Can you edit the records from the line containing "letter-cell-q[interactable]: Q (238, 231, 447, 262)" down through the line containing "letter-cell-v[interactable]: V (238, 384, 447, 415)" so that "interactable" becomes "clickable" and nothing else changes? Return only those lines.
:: MATERIAL TO PROCESS ::
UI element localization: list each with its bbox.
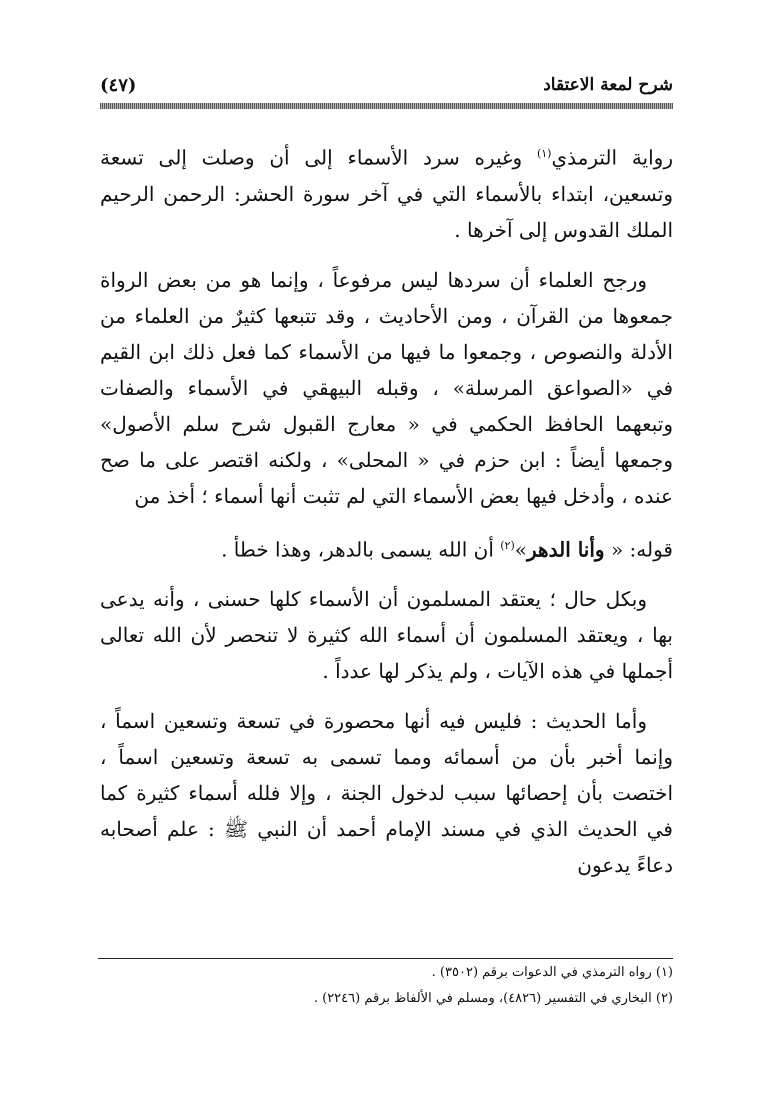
footnote-ref: (١): [536, 147, 552, 160]
text-run: وغيره سرد الأسماء إلى أن وصلت إلى تسعة وتسعين، ابتداء بالأسماء التي في آخر سورة الحشر: الرحمن الرحيم الملك القدوس إلى آخرها .: [100, 145, 673, 242]
footnotes: [100, 960, 673, 1012]
footnote: (١) رواه الترمذي في الدعوات برقم (٣٥٠٢) .: [431, 965, 673, 980]
text-run: قوله: «: [604, 537, 673, 562]
page-number: (٤٧): [100, 74, 137, 96]
text-run: رواية الترمذي: [551, 145, 673, 170]
paragraph: وأما الحديث : فليس فيه أنها محصورة في تسعة وتسعين اسماً ، وإنما أخبر بأن من أسمائه ومما تسمى به تسعة وتسعين اسماً ، اختصت بأن إحصائها سبب لدخول الجنة ، وإلا فلله أسماء كثيرة كما في الحديث الذي في مسند الإمام أحمد أن النبي ﷺ : علم أصحابه دعاءً يدعون: [100, 709, 673, 878]
paragraph: ورجح العلماء أن سردها ليس مرفوعاً ، وإنما هو من بعض الرواة جمعوها من القرآن ، ومن الأحاديث ، وقد تتبعها كثيرٌ من العلماء من الأدلة والنصوص ، وجمعوا ما فيها من الأسماء كما فعل ذلك ابن القيم في «الصواعق المرسلة» ، وقبله البيهقي في الأسماء والصفات وتبعهما الحافظ الحكمي في « معارج القبول شرح سلم الأصول» وجمعها أيضاً : ابن حزم في « المحلى» ، ولكنه اقتصر على ما صح عنده ، وأدخل فيها بعض الأسماء التي لم تثبت أنها أسماء ؛ أخذ من: [100, 267, 673, 508]
main-text: [100, 136, 673, 897]
running-title: شرح لمعة الاعتقاد: [543, 75, 673, 95]
page-header: [100, 70, 673, 100]
paragraph: [100, 528, 673, 568]
footnote: (٢) البخاري في التفسير (٤٨٢٦)، ومسلم في الألفاظ برقم (٢٢٤٦) .: [313, 991, 673, 1006]
hadith-quote: وأنا الدهر: [527, 537, 605, 562]
header-divider: [100, 103, 673, 109]
text-run: »: [514, 537, 528, 562]
paragraph: وبكل حال ؛ يعتقد المسلمون أن الأسماء كلها حسنى ، وأنه يدعى بها ، ويعتقد المسلمون أن أسماء الله كثيرة لا تنحصر لأن الله تعالى أجملها في هذه الآيات ، ولم يذكر لها عدداً .: [100, 587, 673, 684]
footnote-ref: (٢): [500, 538, 515, 552]
paragraph: [100, 136, 673, 248]
footnote-divider: [98, 958, 673, 959]
text-run: أن الله يسمى بالدهر، وهذا خطأ .: [221, 537, 501, 562]
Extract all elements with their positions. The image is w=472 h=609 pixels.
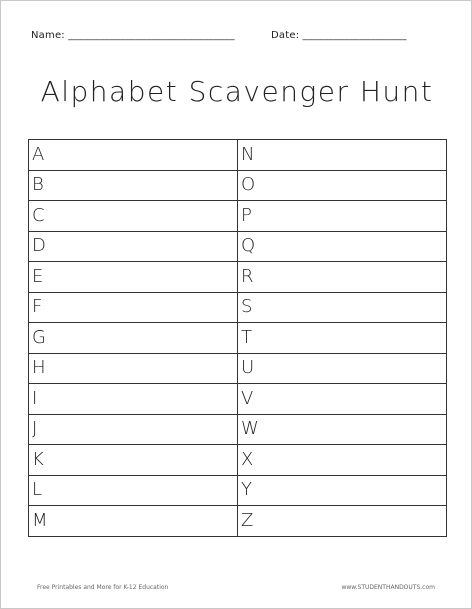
letter-cell-q[interactable]: Q (238, 231, 447, 262)
letter-cell-t[interactable]: T (238, 323, 447, 354)
letter-cell-c[interactable]: C (29, 201, 238, 232)
letter-cell-l[interactable]: L (29, 475, 238, 506)
letter-cell-o[interactable]: O (238, 170, 447, 201)
letter-cell-v[interactable]: V (238, 384, 447, 415)
table-row (29, 140, 447, 171)
date-label: Date: (271, 30, 300, 41)
table-row (29, 414, 447, 445)
alphabet-table (28, 139, 447, 537)
table-row (29, 201, 447, 232)
table-row (29, 445, 447, 476)
date-blank: ____________________ (302, 30, 407, 41)
letter-cell-f[interactable]: F (29, 292, 238, 323)
page-title: Alphabet Scavenger Hunt (40, 75, 434, 108)
name-field (31, 30, 235, 41)
letter-cell-z[interactable]: Z (238, 506, 447, 537)
letter-cell-w[interactable]: W (238, 414, 447, 445)
letter-cell-i[interactable]: I (29, 384, 238, 415)
footer-tagline: Free Printables and More for K-12 Education (37, 584, 169, 591)
letter-cell-e[interactable]: E (29, 262, 238, 293)
date-field (271, 30, 407, 41)
letter-cell-k[interactable]: K (29, 445, 238, 476)
footer-website: www.STUDENTHANDOUTS.com (341, 584, 435, 591)
table-row (29, 170, 447, 201)
letter-cell-g[interactable]: G (29, 323, 238, 354)
name-label: Name: (31, 30, 65, 41)
table-row (29, 353, 447, 384)
letter-cell-h[interactable]: H (29, 353, 238, 384)
letter-cell-p[interactable]: P (238, 201, 447, 232)
table-row (29, 231, 447, 262)
letter-cell-a[interactable]: A (29, 140, 238, 171)
table-row (29, 323, 447, 354)
table-row (29, 506, 447, 537)
letter-cell-r[interactable]: R (238, 262, 447, 293)
letter-cell-m[interactable]: M (29, 506, 238, 537)
table-row (29, 384, 447, 415)
letter-cell-y[interactable]: Y (238, 475, 447, 506)
letter-cell-u[interactable]: U (238, 353, 447, 384)
letter-cell-b[interactable]: B (29, 170, 238, 201)
letter-cell-x[interactable]: X (238, 445, 447, 476)
table-row (29, 292, 447, 323)
letter-cell-n[interactable]: N (238, 140, 447, 171)
letter-cell-j[interactable]: J (29, 414, 238, 445)
name-blank: ________________________________ (68, 30, 235, 41)
letter-cell-s[interactable]: S (238, 292, 447, 323)
table-row (29, 475, 447, 506)
table-row (29, 262, 447, 293)
letter-cell-d[interactable]: D (29, 231, 238, 262)
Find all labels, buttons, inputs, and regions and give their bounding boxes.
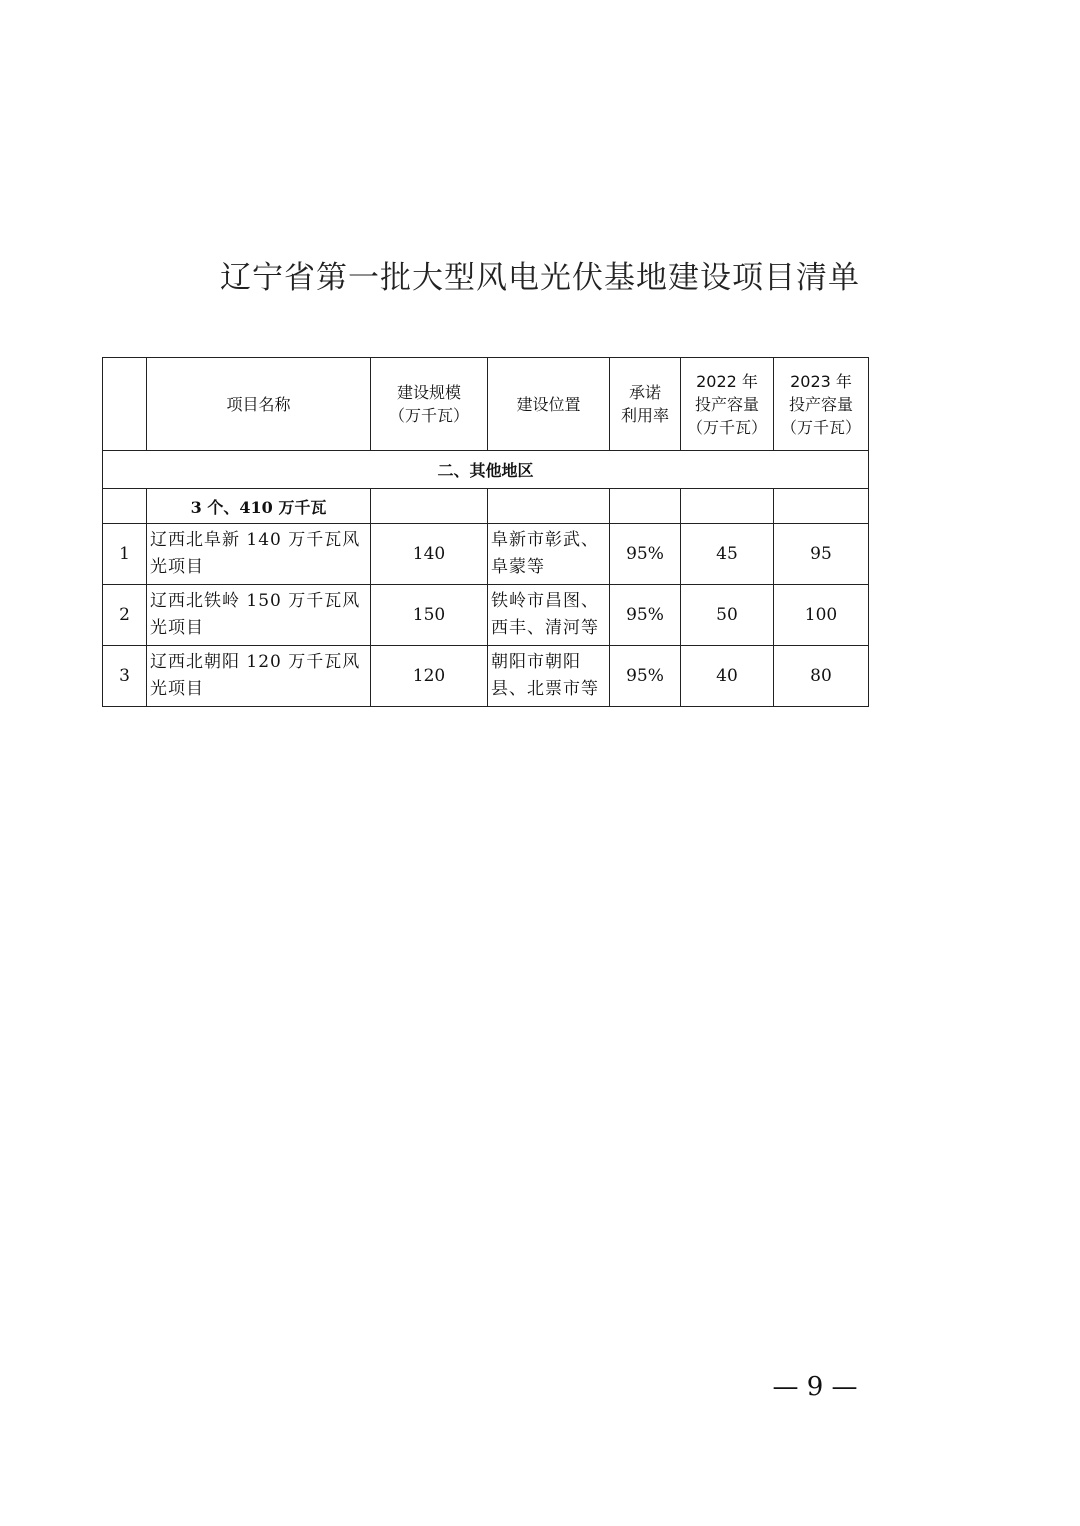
row-name-line2: 光项目 (150, 557, 204, 577)
header-location: 建设位置 (488, 358, 610, 451)
header-index (103, 358, 147, 451)
row-name-line2: 光项目 (150, 679, 204, 699)
row-location-line1: 阜新市彰武、 (491, 530, 599, 550)
region-label: 二、其他地区 (103, 451, 869, 489)
row-2023-capacity: 80 (774, 646, 869, 707)
row-2022-capacity: 40 (681, 646, 774, 707)
header-rate-line1: 承诺 (628, 383, 661, 402)
row-name-line1: 辽西北铁岭 150 万千瓦风 (150, 591, 361, 611)
row-2022-capacity: 45 (681, 524, 774, 585)
header-2022-line2: 投产容量 (694, 394, 759, 414)
row-project-name (147, 646, 371, 707)
group-summary-row (103, 489, 869, 524)
row-project-name (147, 585, 371, 646)
header-2023-line3: （万千瓦） (780, 417, 861, 437)
row-index: 2 (103, 585, 147, 646)
header-2022-line3: （万千瓦） (686, 417, 767, 437)
document-title: 辽宁省第一批大型风电光伏基地建设项目清单 (220, 260, 860, 296)
group-summary: 3 个、410 万千瓦 (147, 489, 371, 524)
region-row (103, 451, 869, 489)
header-2023-capacity (774, 358, 869, 451)
row-scale: 120 (371, 646, 488, 707)
group-empty-cell (103, 489, 147, 524)
header-2022-line1: 2022 年 (696, 371, 758, 391)
row-index: 1 (103, 524, 147, 585)
row-index: 3 (103, 646, 147, 707)
group-empty-cell (488, 489, 610, 524)
table-header-row (103, 358, 869, 451)
group-empty-cell (610, 489, 681, 524)
row-location-line1: 朝阳市朝阳 (491, 652, 581, 672)
row-scale: 140 (371, 524, 488, 585)
row-location (488, 524, 610, 585)
group-empty-cell (774, 489, 869, 524)
row-location (488, 585, 610, 646)
table-row (103, 646, 869, 707)
row-location-line2: 阜蒙等 (491, 557, 545, 577)
page-number: — 9 — (772, 1372, 858, 1402)
header-rate (610, 358, 681, 451)
row-name-line2: 光项目 (150, 618, 204, 638)
row-name-line1: 辽西北朝阳 120 万千瓦风 (150, 652, 361, 672)
header-scale-line2: （万千瓦） (388, 406, 469, 425)
header-project-name: 项目名称 (147, 358, 371, 451)
group-empty-cell (681, 489, 774, 524)
table-row (103, 524, 869, 585)
row-location-line1: 铁岭市昌图、 (491, 591, 599, 611)
row-2023-capacity: 95 (774, 524, 869, 585)
project-table (102, 357, 869, 707)
row-location-line2: 县、北票市等 (491, 679, 599, 699)
header-2023-line2: 投产容量 (788, 394, 853, 414)
table-row (103, 585, 869, 646)
row-2022-capacity: 50 (681, 585, 774, 646)
row-scale: 150 (371, 585, 488, 646)
header-scale-line1: 建设规模 (396, 383, 461, 402)
group-empty-cell (371, 489, 488, 524)
row-location-line2: 西丰、清河等 (491, 618, 599, 638)
header-2023-line1: 2023 年 (790, 371, 852, 391)
row-rate: 95% (610, 585, 681, 646)
header-scale (371, 358, 488, 451)
row-name-line1: 辽西北阜新 140 万千瓦风 (150, 530, 361, 550)
row-project-name (147, 524, 371, 585)
row-2023-capacity: 100 (774, 585, 869, 646)
row-rate: 95% (610, 646, 681, 707)
header-rate-line2: 利用率 (620, 406, 669, 425)
row-location (488, 646, 610, 707)
row-rate: 95% (610, 524, 681, 585)
header-2022-capacity (681, 358, 774, 451)
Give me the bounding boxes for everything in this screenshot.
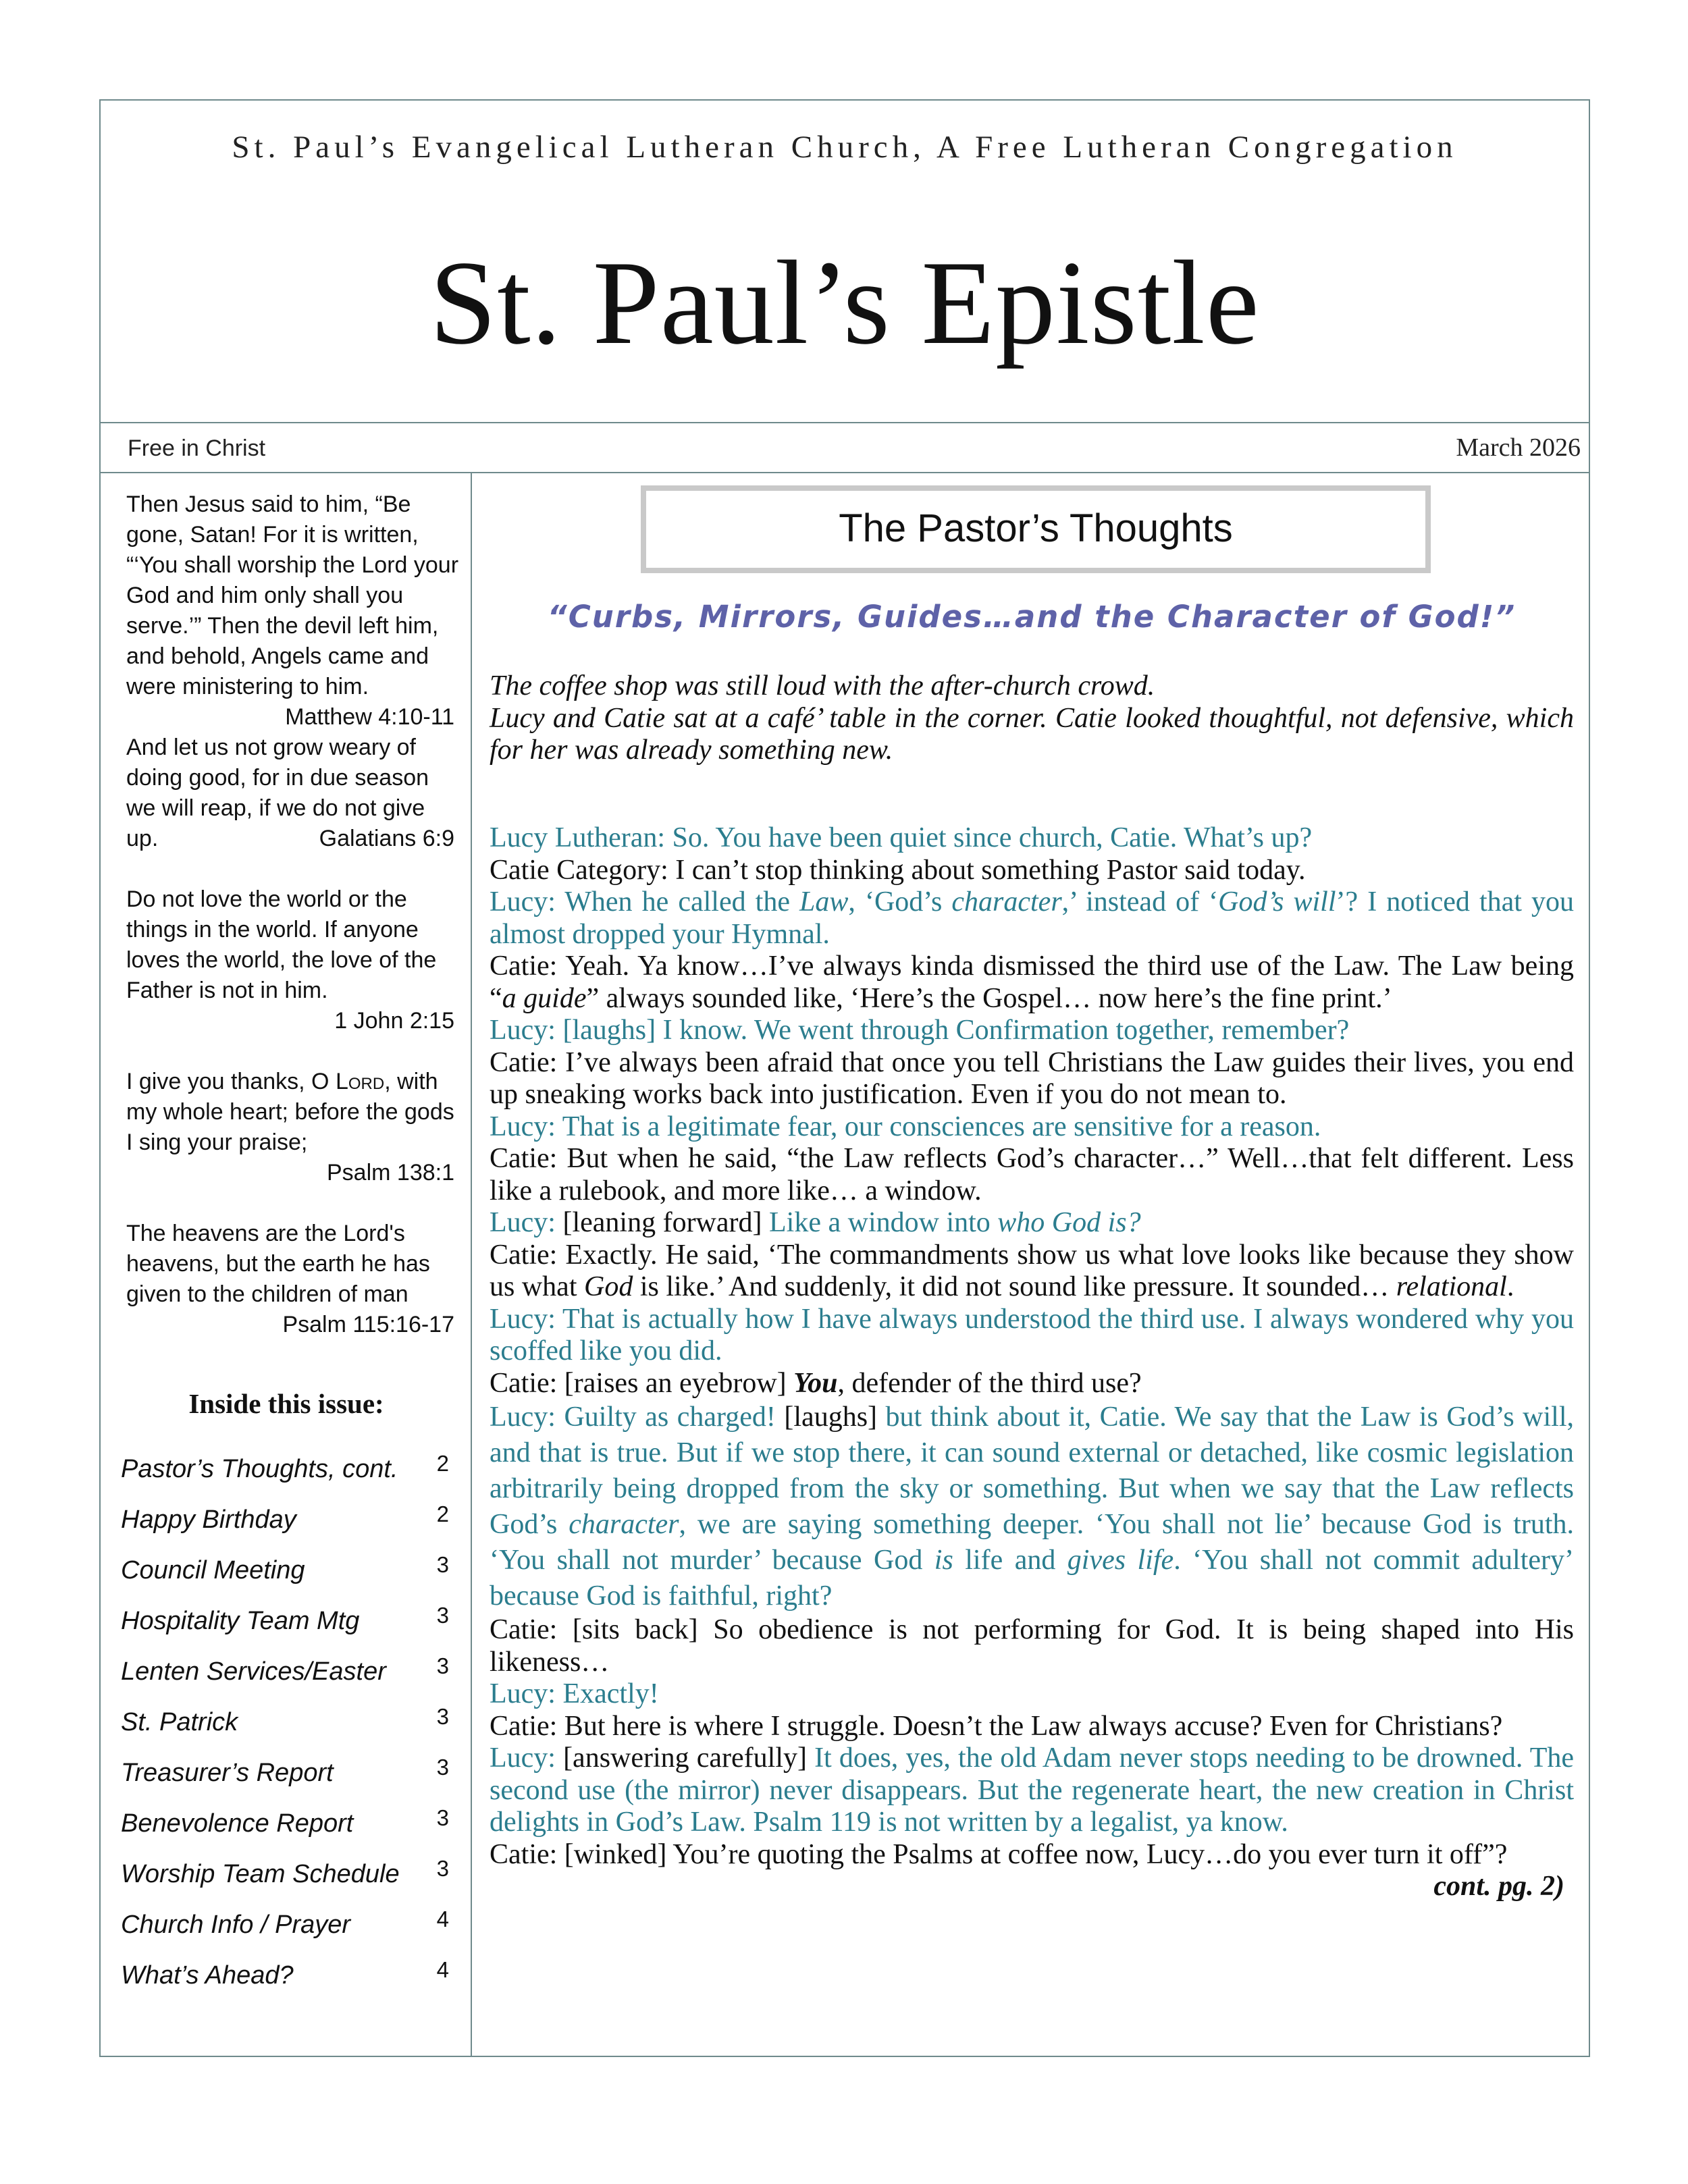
:::
### ANSWER FOR THE TASK
letter-cell-q[clickable]: Q (238, 231, 447, 262)
letter-cell-t[clickable]: T (238, 323, 447, 354)
letter-cell-c[clickable]: C (29, 201, 238, 232)
letter-cell-l[clickable]: L (29, 475, 238, 506)
letter-cell-o[clickable]: O (238, 170, 447, 201)
letter-cell-v[clickable]: V (238, 384, 447, 415)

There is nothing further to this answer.